WHAT THIS TASK INVOLVES. Restate each of the lines given below, word for word.

--*--

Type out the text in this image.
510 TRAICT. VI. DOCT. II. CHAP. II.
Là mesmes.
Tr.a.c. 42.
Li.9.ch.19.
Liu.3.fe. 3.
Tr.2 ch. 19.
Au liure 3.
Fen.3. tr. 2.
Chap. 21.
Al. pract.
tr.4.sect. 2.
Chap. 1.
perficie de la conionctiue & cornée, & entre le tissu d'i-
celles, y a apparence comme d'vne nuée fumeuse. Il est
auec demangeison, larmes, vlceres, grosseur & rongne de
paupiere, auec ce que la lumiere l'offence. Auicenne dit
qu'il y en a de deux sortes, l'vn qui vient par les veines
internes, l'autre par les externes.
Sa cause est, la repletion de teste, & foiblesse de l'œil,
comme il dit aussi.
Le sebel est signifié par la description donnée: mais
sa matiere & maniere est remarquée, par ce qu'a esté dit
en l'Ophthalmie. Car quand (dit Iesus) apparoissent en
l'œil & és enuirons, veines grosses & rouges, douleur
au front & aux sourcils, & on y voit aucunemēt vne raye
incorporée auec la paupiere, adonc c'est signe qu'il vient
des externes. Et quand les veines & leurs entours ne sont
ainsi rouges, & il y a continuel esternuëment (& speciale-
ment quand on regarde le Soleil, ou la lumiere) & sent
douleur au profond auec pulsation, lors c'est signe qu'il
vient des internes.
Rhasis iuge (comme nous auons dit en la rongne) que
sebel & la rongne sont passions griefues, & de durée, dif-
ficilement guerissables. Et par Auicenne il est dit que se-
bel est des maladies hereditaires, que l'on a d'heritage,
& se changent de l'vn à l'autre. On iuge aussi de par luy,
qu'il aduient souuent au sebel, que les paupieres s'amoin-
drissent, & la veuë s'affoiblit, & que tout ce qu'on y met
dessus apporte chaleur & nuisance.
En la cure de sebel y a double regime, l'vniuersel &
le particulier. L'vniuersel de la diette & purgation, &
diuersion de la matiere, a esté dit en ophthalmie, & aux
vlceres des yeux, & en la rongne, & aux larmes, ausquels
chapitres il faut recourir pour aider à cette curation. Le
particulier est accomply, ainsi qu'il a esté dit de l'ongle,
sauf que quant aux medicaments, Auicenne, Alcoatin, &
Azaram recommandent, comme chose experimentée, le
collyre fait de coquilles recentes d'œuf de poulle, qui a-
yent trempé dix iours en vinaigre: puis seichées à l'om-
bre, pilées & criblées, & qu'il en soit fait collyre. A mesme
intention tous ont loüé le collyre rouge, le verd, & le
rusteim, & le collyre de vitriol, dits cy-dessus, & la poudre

--*--

THE REPLY.
Type out the text in this image.
510 TRAICT. VI. DOCT. II. CHAP. II.
Là mesmes.
Tr.a.c. 42.
Li.9.ch.19.
Liu.3.fe. 3.
Tr.2 ch. 19.
Au liure 3.
Fen.3. tr. 2.
Chap. 21.
Al. pract.
tr.4.sect. 2.
Chap. 1.
perficie de la conionctiue & cornée, & entre le tissu d'i-
celles, y a apparence comme d'vne nuée fumeuse. Il est
auec demangeison, larmes, vlceres, grosseur & rongne de
paupiere, auec ce que la lumiere l'offence. Auicenne dit
qu'il y en a de deux sortes, l'vn qui vient par les veines
internes, l'autre par les externes.
Sa cause est, la repletion de teste, & foiblesse de l'œil,
comme il dit aussi.
Le sebel est signifié par la description donnée: mais
sa matiere & maniere est remarquée, par ce qu'a esté dit
en l'Ophthalmie. Car quand (dit Iesus) apparoissent en
l'œil & és enuirons, veines grosses & rouges, douleur
au front & aux sourcils, & on y voit aucunemēt vne raye
incorporée auec la paupiere, adonc c'est signe qu'il vient
des externes. Et quand les veines & leurs entours ne sont
ainsi rouges, & il y a continuel esternuëment (& speciale-
ment quand on regarde le Soleil, ou la lumiere) & sent
douleur au profond auec pulsation, lors c'est signe qu'il
vient des internes.
Rhasis iuge (comme nous auons dit en la rongne) que
sebel & la rongne sont passions griefues, & de durée, dif-
ficilement guerissables. Et par Auicenne il est dit que se-
bel est des maladies hereditaires, que l'on a d'heritage,
& se changent de l'vn à l'autre. On iuge aussi de par luy,
qu'il aduient souuent au sebel, que les paupieres s'amoin-
drissent, & la veuë s'affoiblit, & que tout ce qu'on y met
dessus apporte chaleur & nuisance.
En la cure de sebel y a double regime, l'vniuersel &
le particulier. L'vniuersel de la diette & purgation, &
diuersion de la matiere, a esté dit en ophthalmie, & aux
vlceres des yeux, & en la rongne, & aux larmes, ausquels
chapitres il faut recourir pour aider à cette curation. Le
particulier est accomply, ainsi qu'il a esté dit de l'ongle,
sauf que quant aux medicaments, Auicenne, Alcoatin, &
Azaram recommandent, comme chose experimentée, le
collyre fait de coquilles recentes d'œuf de poulle, qui a-
yent trempé dix iours en vinaigre: puis seichées à l'om-
bre, pilées & criblées, & qu'il en soit fait collyre. A mesme
intention tous ont loüé le collyre rouge, le verd, & le
rusteim, & le collyre de vitriol, dits cy-dessus, & la poudre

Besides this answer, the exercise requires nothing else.